### WHAT YOU ARE ASKED TO DO
Reproduce every entry in the listing without alteration.

━━━━

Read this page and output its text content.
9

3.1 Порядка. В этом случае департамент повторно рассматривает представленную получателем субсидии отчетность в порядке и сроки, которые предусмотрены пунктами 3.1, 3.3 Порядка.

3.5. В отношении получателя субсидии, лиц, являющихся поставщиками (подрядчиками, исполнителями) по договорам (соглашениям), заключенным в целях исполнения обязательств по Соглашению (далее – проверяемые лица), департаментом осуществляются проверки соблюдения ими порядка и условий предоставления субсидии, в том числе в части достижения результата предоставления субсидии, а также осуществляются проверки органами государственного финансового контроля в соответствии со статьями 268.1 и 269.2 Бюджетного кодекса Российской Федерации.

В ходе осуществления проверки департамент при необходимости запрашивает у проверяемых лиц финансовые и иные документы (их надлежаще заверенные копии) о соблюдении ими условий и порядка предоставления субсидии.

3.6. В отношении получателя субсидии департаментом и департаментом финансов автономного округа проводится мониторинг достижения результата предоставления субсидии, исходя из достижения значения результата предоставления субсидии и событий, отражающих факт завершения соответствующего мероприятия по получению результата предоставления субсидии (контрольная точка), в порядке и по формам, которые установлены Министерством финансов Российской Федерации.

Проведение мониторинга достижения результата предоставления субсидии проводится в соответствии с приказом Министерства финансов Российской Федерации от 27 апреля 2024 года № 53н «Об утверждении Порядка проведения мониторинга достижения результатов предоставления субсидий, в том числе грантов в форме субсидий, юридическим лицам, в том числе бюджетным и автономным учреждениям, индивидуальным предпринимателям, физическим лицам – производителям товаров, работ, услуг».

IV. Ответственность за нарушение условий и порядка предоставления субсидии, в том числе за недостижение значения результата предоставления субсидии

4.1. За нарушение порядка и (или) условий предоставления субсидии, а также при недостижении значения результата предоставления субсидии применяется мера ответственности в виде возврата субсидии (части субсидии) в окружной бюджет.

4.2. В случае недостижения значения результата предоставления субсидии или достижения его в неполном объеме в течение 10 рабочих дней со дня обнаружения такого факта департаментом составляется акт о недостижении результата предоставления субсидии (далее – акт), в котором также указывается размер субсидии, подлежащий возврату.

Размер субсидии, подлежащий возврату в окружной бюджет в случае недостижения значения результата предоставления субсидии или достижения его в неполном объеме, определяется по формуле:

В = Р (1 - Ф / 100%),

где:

━━━━

### TASK RESULT
Read this page and output its text content.
9

3.1 Порядка. В этом случае департамент повторно рассматривает представленную получателем субсидии отчетность в порядке и сроки, которые предусмотрены пунктами 3.1, 3.3 Порядка.

3.5. В отношении получателя субсидии, лиц, являющихся поставщиками (подрядчиками, исполнителями) по договорам (соглашениям), заключенным в целях исполнения обязательств по Соглашению (далее – проверяемые лица), департаментом осуществляются проверки соблюдения ими порядка и условий предоставления субсидии, в том числе в части достижения результата предоставления субсидии, а также осуществляются проверки органами государственного финансового контроля в соответствии со статьями 268.1 и 269.2 Бюджетного кодекса Российской Федерации.

В ходе осуществления проверки департамент при необходимости запрашивает у проверяемых лиц финансовые и иные документы (их надлежаще заверенные копии) о соблюдении ими условий и порядка предоставления субсидии.

3.6. В отношении получателя субсидии департаментом и департаментом финансов автономного округа проводится мониторинг достижения результата предоставления субсидии, исходя из достижения значения результата предоставления субсидии и событий, отражающих факт завершения соответствующего мероприятия по получению результата предоставления субсидии (контрольная точка), в порядке и по формам, которые установлены Министерством финансов Российской Федерации.

Проведение мониторинга достижения результата предоставления субсидии проводится в соответствии с приказом Министерства финансов Российской Федерации от 27 апреля 2024 года № 53н «Об утверждении Порядка проведения мониторинга достижения результатов предоставления субсидий, в том числе грантов в форме субсидий, юридическим лицам, в том числе бюджетным и автономным учреждениям, индивидуальным предпринимателям, физическим лицам – производителям товаров, работ, услуг».

IV. Ответственность за нарушение условий и порядка предоставления субсидии, в том числе за недостижение значения результата предоставления субсидии

4.1. За нарушение порядка и (или) условий предоставления субсидии, а также при недостижении значения результата предоставления субсидии применяется мера ответственности в виде возврата субсидии (части субсидии) в окружной бюджет.

4.2. В случае недостижения значения результата предоставления субсидии или достижения его в неполном объеме в течение 10 рабочих дней со дня обнаружения такого факта департаментом составляется акт о недостижении результата предоставления субсидии (далее – акт), в котором также указывается размер субсидии, подлежащий возврату.

Размер субсидии, подлежащий возврату в окружной бюджет в случае недостижения значения результата предоставления субсидии или достижения его в неполном объеме, определяется по формуле:

В = Р (1 - Ф / 100%),

где:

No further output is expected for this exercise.